### What to produce
From the records below, copy every line that contains the word "الحافظ".

##### Working data #####

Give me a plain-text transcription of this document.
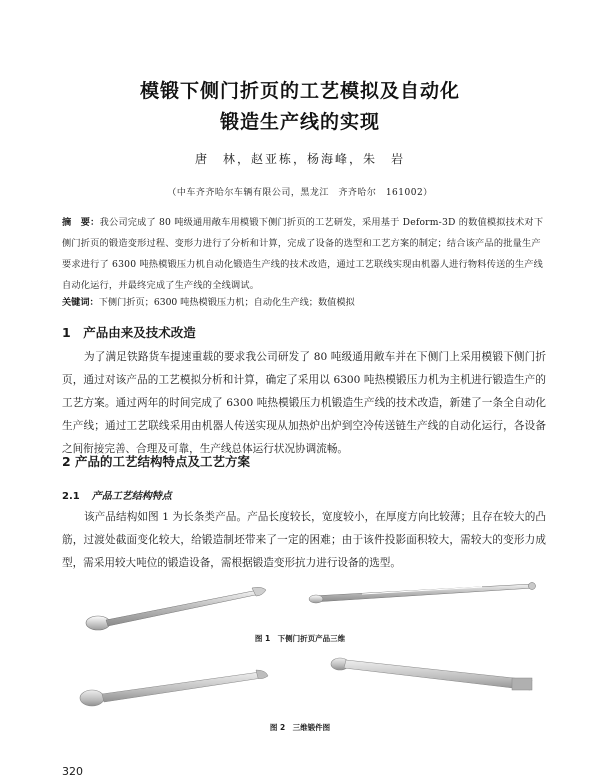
模锻下侧门折页的工艺模拟及自动化
锻造生产线的实现
唐　林，赵亚栋，杨海峰，朱　岩
（中车齐齐哈尔车辆有限公司，黑龙江　齐齐哈尔　161002）
摘　要：我公司完成了 80 吨级通用敞车用模锻下侧门折页的工艺研发，采用基于 Deform-3D 的数值模拟技术对下侧门折页的锻造变形过程、变形力进行了分析和计算，完成了设备的选型和工艺方案的制定；结合该产品的批量生产要求进行了 6300 吨热模锻压力机自动化锻造生产线的技术改造，通过工艺联线实现由机器人进行物料传送的生产线自动化运行，并最终完成了生产线的全线调试。
关键词：下侧门折页；6300 吨热模锻压力机；自动化生产线；数值模拟
1　产品由来及技术改造
为了满足铁路货车提速重载的要求我公司研发了 80 吨级通用敞车并在下侧门上采用模锻下侧门折页，通过对该产品的工艺模拟分析和计算，确定了采用以 6300 吨热模锻压力机为主机进行锻造生产的工艺方案。通过两年的时间完成了 6300 吨热模锻压力机锻造生产线的技术改造，新建了一条全自动化生产线；通过工艺联线采用由机器人传送实现从加热炉出炉到空冷传送链生产线的自动化运行，各设备之间衔接完善、合理及可靠，生产线总体运行状况协调流畅。
2 产品的工艺结构特点及工艺方案
2.1 产品工艺结构特点
该产品结构如图 1 为长条类产品。产品长度较长，宽度较小，在厚度方向比较薄；且存在较大的凸筋，过渡处截面变化较大，给锻造制坯带来了一定的困难；由于该件投影面积较大，需较大的变形力成型，需采用较大吨位的锻造设备，需根据锻造变形抗力进行设备的选型。
图 1　下侧门折页产品三维
图 2　三维锻件图
320
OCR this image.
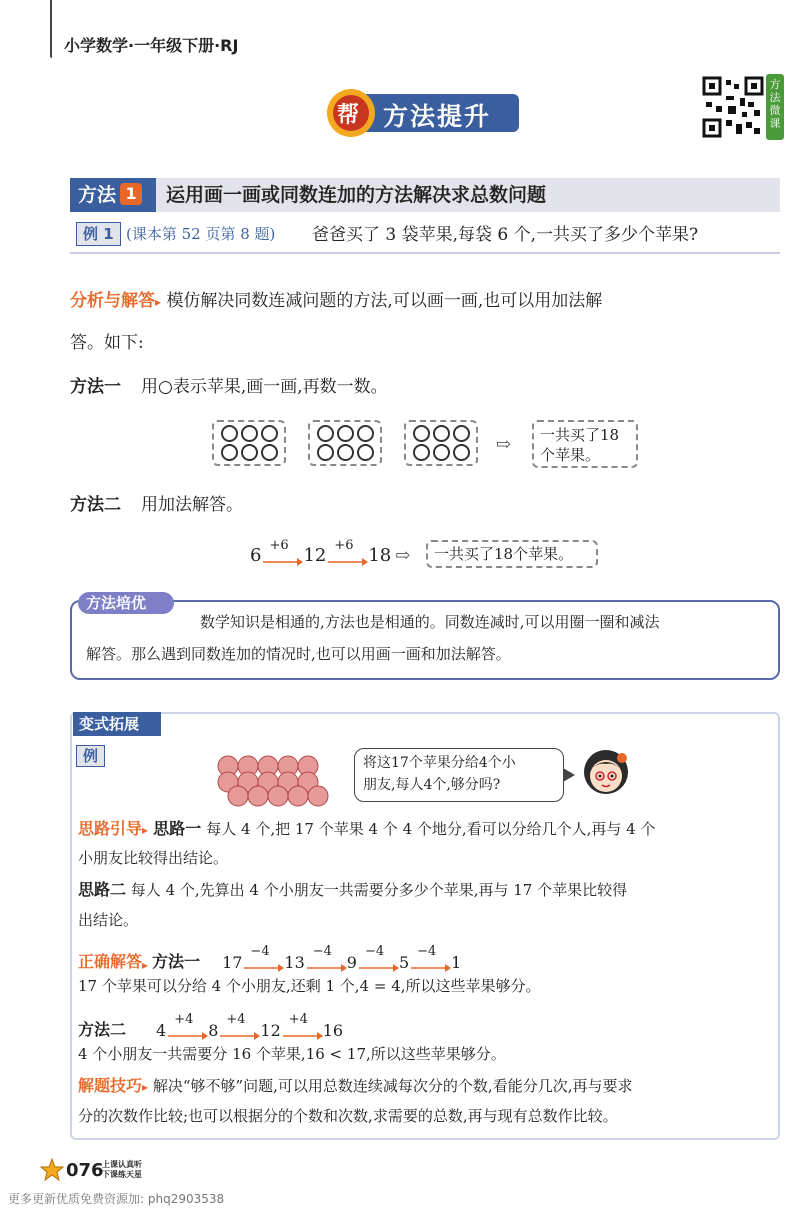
小学数学·一年级下册·RJ
帮 方法提升
方法微课
方法 1	运用画一画或同数连加的方法解决求总数问题
例 1 (课本第 52 页第 8 题) 爸爸买了 3 袋苹果,每袋 6 个,一共买了多少个苹果?
分析与解答▸ 模仿解决同数连减问题的方法,可以画一画,也可以用加法解
答。如下:
方法一 用○表示苹果,画一画,再数一数。
⇨ 一共买了18
个苹果。
方法二 用加法解答。
6 +6 12 +6 18 ⇨	一共买了18个苹果。
方法培优
数学知识是相通的,方法也是相通的。同数连减时,可以用圈一圈和减法
解答。那么遇到同数连加的情况时,也可以用画一画和加法解答。
变式拓展
例	将这17个苹果分给4个小
朋友,每人4个,够分吗?
思路引导▸ 思路一 每人 4 个,把 17 个苹果 4 个 4 个地分,看可以分给几个人,再与 4 个
小朋友比较得出结论。
思路二 每人 4 个,先算出 4 个小朋友一共需要分多少个苹果,再与 17 个苹果比较得
出结论。
正确解答 ▸ 方法一 17
−4
13
−4
9
−4
5
−4
1
17 个苹果可以分给 4 个小朋友,还剩 1 个,4 = 4,所以这些苹果够分。
方法二 4
+4
8
+4
12
+4
16
4 个小朋友一共需要分 16 个苹果,16 < 17,所以这些苹果够分。
解题技巧▸ 解决“够不够”问题,可以用总数连续减每次分的个数,看能分几次,再与要求
分的次数作比较;也可以根据分的个数和次数,求需要的总数,再与现有总数作比较。
076
上课认真听
下课练天星
更多更新优质免费资源加: phq2903538
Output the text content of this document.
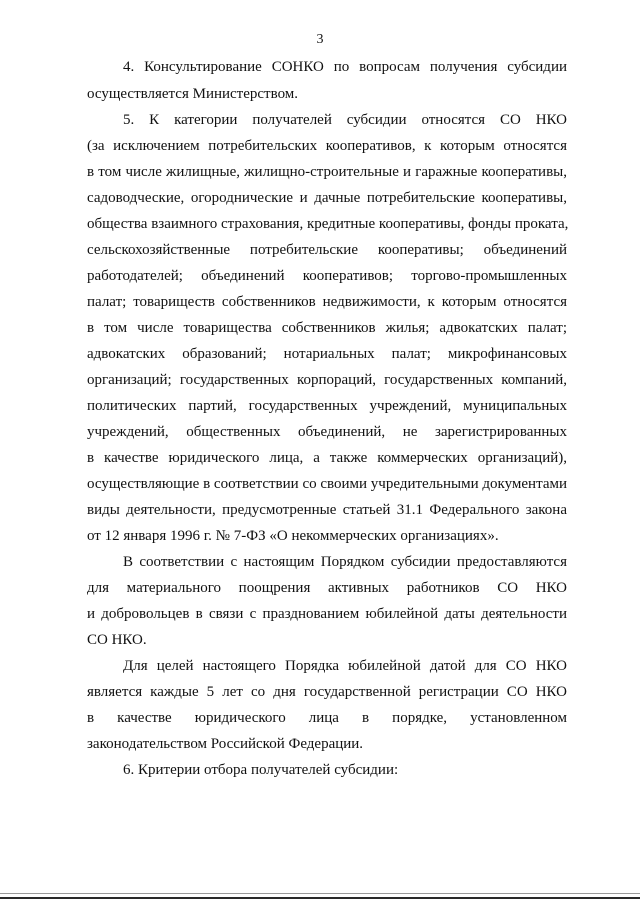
3
4. Консультирование СОНКО по вопросам получения субсидии
осуществляется Министерством.
5. К категории получателей субсидии относятся СО НКО
(за исключением потребительских кооперативов, к которым относятся
в том числе жилищные, жилищно-строительные и гаражные кооперативы,
садоводческие, огороднические и дачные потребительские кооперативы,
общества взаимного страхования, кредитные кооперативы, фонды проката,
сельскохозяйственные потребительские кооперативы; объединений
работодателей; объединений кооперативов; торгово-промышленных
палат; товариществ собственников недвижимости, к которым относятся
в том числе товарищества собственников жилья; адвокатских палат;
адвокатских образований; нотариальных палат; микрофинансовых
организаций; государственных корпораций, государственных компаний,
политических партий, государственных учреждений, муниципальных
учреждений, общественных объединений, не зарегистрированных
в качестве юридического лица, а также коммерческих организаций),
осуществляющие в соответствии со своими учредительными документами
виды деятельности, предусмотренные статьей 31.1 Федерального закона
от 12 января 1996 г. № 7-ФЗ «О некоммерческих организациях».
В соответствии с настоящим Порядком субсидии предоставляются
для материального поощрения активных работников СО НКО
и добровольцев в связи с празднованием юбилейной даты деятельности
СО НКО.
Для целей настоящего Порядка юбилейной датой для СО НКО
является каждые 5 лет со дня государственной регистрации СО НКО
в качестве юридического лица в порядке, установленном
законодательством Российской Федерации.
6. Критерии отбора получателей субсидии:
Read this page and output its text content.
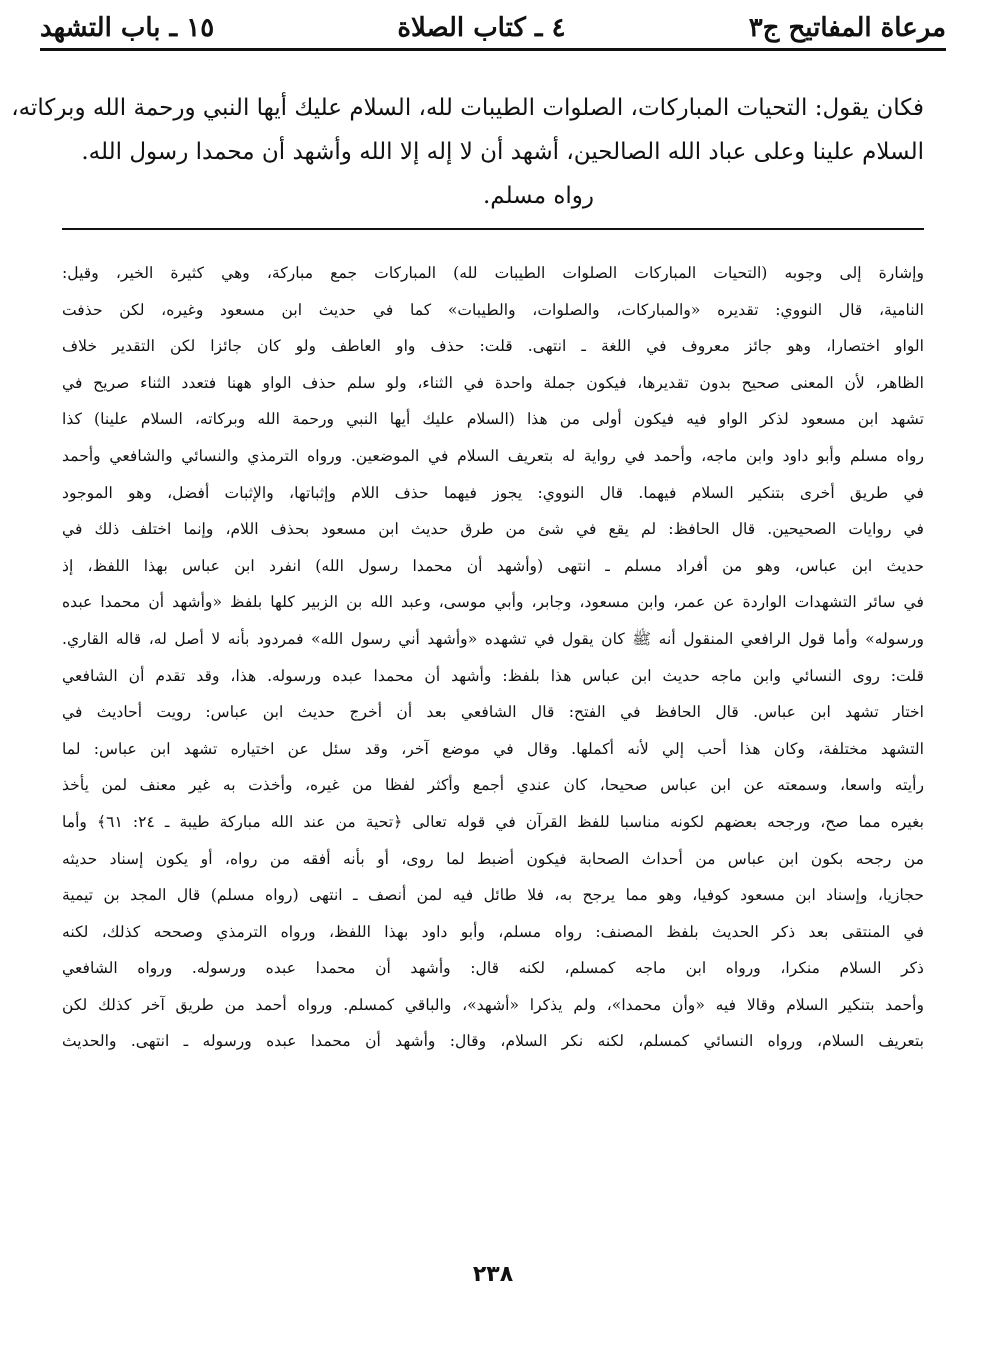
مرعاة المفاتيح ج٣
٤ ـ كتاب الصلاة
١٥ ـ باب التشهد

فكان يقول: التحيات المباركات، الصلوات الطيبات لله، السلام عليك أيها النبي ورحمة الله وبركاته،

السلام علينا وعلى عباد الله الصالحين، أشهد أن لا إله إلا الله وأشهد أن محمدا رسول الله.

رواه مسلم.

وإشارة إلى وجوبه (التحيات المباركات الصلوات الطيبات لله) المباركات جمع مباركة، وهي كثيرة الخير، وقيل:

النامية، قال النووي: تقديره «والمباركات، والصلوات، والطيبات» كما في حديث ابن مسعود وغيره، لكن حذفت

الواو اختصارا، وهو جائز معروف في اللغة ـ انتهى. قلت: حذف واو العاطف ولو كان جائزا لكن التقدير خلاف

الظاهر، لأن المعنى صحيح بدون تقديرها، فيكون جملة واحدة في الثناء، ولو سلم حذف الواو ههنا فتعدد الثناء صريح في

تشهد ابن مسعود لذكر الواو فيه فيكون أولى من هذا (السلام عليك أيها النبي ورحمة الله وبركاته، السلام علينا) كذا

رواه مسلم وأبو داود وابن ماجه، وأحمد في رواية له بتعريف السلام في الموضعين. ورواه الترمذي والنسائي والشافعي وأحمد

في طريق أخرى بتنكير السلام فيهما. قال النووي: يجوز فيهما حذف اللام وإثباتها، والإثبات أفضل، وهو الموجود

في روايات الصحيحين. قال الحافظ: لم يقع في شئ من طرق حديث ابن مسعود بحذف اللام، وإنما اختلف ذلك في

حديث ابن عباس، وهو من أفراد مسلم ـ انتهى (وأشهد أن محمدا رسول الله) انفرد ابن عباس بهذا اللفظ، إذ

في سائر التشهدات الواردة عن عمر، وابن مسعود، وجابر، وأبي موسى، وعبد الله بن الزبير كلها بلفظ «وأشهد أن محمدا عبده

ورسوله» وأما قول الرافعي المنقول أنه ﷺ كان يقول في تشهده «وأشهد أني رسول الله» فمردود بأنه لا أصل له، قاله القاري.

قلت: روى النسائي وابن ماجه حديث ابن عباس هذا بلفظ: وأشهد أن محمدا عبده ورسوله. هذا، وقد تقدم أن الشافعي

اختار تشهد ابن عباس. قال الحافظ في الفتح: قال الشافعي بعد أن أخرج حديث ابن عباس: رويت أحاديث في

التشهد مختلفة، وكان هذا أحب إلي لأنه أكملها. وقال في موضع آخر، وقد سئل عن اختياره تشهد ابن عباس: لما

رأيته واسعا، وسمعته عن ابن عباس صحيحا، كان عندي أجمع وأكثر لفظا من غيره، وأخذت به غير معنف لمن يأخذ

بغيره مما صح، ورجحه بعضهم لكونه مناسبا للفظ القرآن في قوله تعالى ﴿تحية من عند الله مباركة طيبة ـ ٢٤: ٦١﴾ وأما

من رجحه بكون ابن عباس من أحداث الصحابة فيكون أضبط لما روى، أو بأنه أفقه من رواه، أو يكون إسناد حديثه

حجازيا، وإسناد ابن مسعود كوفيا، وهو مما يرجح به، فلا طائل فيه لمن أنصف ـ انتهى (رواه مسلم) قال المجد بن تيمية

في المنتقى بعد ذكر الحديث بلفظ المصنف: رواه مسلم، وأبو داود بهذا اللفظ، ورواه الترمذي وصححه كذلك، لكنه

ذكر السلام منكرا، ورواه ابن ماجه كمسلم، لكنه قال: وأشهد أن محمدا عبده ورسوله. ورواه الشافعي

وأحمد بتنكير السلام وقالا فيه «وأن محمدا»، ولم يذكرا «أشهد»، والباقي كمسلم. ورواه أحمد من طريق آخر كذلك لكن

بتعريف السلام، ورواه النسائي كمسلم، لكنه نكر السلام، وقال: وأشهد أن محمدا عبده ورسوله ـ انتهى. والحديث

٢٣٨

#####

### Task response
في روايات الصحيحين. قال الحافظ: لم يقع في شئ من طرق حديث ابن مسعود بحذف اللام، وإنما اختلف ذلك في
اختار تشهد ابن عباس. قال الحافظ في الفتح: قال الشافعي بعد أن أخرج حديث ابن عباس: رويت أحاديث في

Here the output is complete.